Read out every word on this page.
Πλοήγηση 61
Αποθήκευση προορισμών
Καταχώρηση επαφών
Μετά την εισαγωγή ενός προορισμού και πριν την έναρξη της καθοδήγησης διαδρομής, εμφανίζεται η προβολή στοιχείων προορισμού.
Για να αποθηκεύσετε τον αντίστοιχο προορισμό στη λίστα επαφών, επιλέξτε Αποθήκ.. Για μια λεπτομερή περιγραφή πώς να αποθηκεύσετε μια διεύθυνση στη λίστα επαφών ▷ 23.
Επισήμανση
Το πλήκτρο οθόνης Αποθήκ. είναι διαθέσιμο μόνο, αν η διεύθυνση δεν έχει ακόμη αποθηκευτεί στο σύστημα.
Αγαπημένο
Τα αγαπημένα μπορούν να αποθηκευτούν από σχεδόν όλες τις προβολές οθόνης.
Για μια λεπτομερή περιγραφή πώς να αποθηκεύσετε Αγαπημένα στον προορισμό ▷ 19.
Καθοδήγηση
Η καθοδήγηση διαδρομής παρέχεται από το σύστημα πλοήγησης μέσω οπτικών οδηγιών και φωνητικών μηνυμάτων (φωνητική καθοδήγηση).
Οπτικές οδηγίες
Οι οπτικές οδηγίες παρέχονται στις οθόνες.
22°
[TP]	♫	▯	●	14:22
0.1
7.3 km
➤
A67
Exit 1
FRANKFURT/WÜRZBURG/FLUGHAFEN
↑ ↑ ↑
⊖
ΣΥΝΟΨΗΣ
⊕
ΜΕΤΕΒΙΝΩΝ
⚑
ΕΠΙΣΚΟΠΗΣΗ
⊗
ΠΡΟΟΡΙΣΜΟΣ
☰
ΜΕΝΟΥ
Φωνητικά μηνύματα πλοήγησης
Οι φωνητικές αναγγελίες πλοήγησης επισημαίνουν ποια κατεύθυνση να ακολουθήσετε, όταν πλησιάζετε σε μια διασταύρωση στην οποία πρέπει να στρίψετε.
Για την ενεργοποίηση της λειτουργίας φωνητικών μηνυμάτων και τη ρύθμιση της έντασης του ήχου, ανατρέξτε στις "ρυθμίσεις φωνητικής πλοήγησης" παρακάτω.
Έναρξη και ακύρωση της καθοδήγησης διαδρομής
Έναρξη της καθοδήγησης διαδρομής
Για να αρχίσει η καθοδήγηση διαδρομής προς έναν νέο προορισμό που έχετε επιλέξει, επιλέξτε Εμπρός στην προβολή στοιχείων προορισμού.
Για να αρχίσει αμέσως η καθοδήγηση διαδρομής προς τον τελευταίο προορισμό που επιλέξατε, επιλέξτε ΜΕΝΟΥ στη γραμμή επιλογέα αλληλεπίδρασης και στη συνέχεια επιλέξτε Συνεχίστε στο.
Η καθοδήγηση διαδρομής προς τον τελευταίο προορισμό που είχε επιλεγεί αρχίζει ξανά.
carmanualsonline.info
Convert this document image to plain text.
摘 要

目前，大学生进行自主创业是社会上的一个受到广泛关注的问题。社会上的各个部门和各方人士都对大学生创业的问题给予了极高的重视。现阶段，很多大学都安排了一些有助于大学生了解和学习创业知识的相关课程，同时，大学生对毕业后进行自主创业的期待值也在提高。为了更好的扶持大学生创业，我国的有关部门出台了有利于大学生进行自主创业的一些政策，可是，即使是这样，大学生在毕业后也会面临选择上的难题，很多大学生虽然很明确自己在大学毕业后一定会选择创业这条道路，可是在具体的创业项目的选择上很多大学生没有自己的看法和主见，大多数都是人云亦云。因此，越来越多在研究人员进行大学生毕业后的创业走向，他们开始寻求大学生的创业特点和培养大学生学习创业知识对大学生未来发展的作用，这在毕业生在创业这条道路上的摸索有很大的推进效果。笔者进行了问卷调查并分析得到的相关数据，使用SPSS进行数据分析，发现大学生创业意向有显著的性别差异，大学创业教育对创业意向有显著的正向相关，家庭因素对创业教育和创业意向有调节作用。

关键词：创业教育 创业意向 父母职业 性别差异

___

Work required: Scan the material and collect every line that contains "τελευταίο".

Result of this task:
Για να αρχίσει αμέσως η καθοδήγηση διαδρομής προς τον τελευταίο προορισμό που επιλέξατε, επιλέξτε ΜΕΝΟΥ στη γραμμή επιλογέα αλληλεπίδρασης και στη συνέχεια επιλέξτε Συνεχίστε στο.
Η καθοδήγηση διαδρομής προς τον τελευταίο προορισμό που είχε επιλεγεί αρχίζει ξανά.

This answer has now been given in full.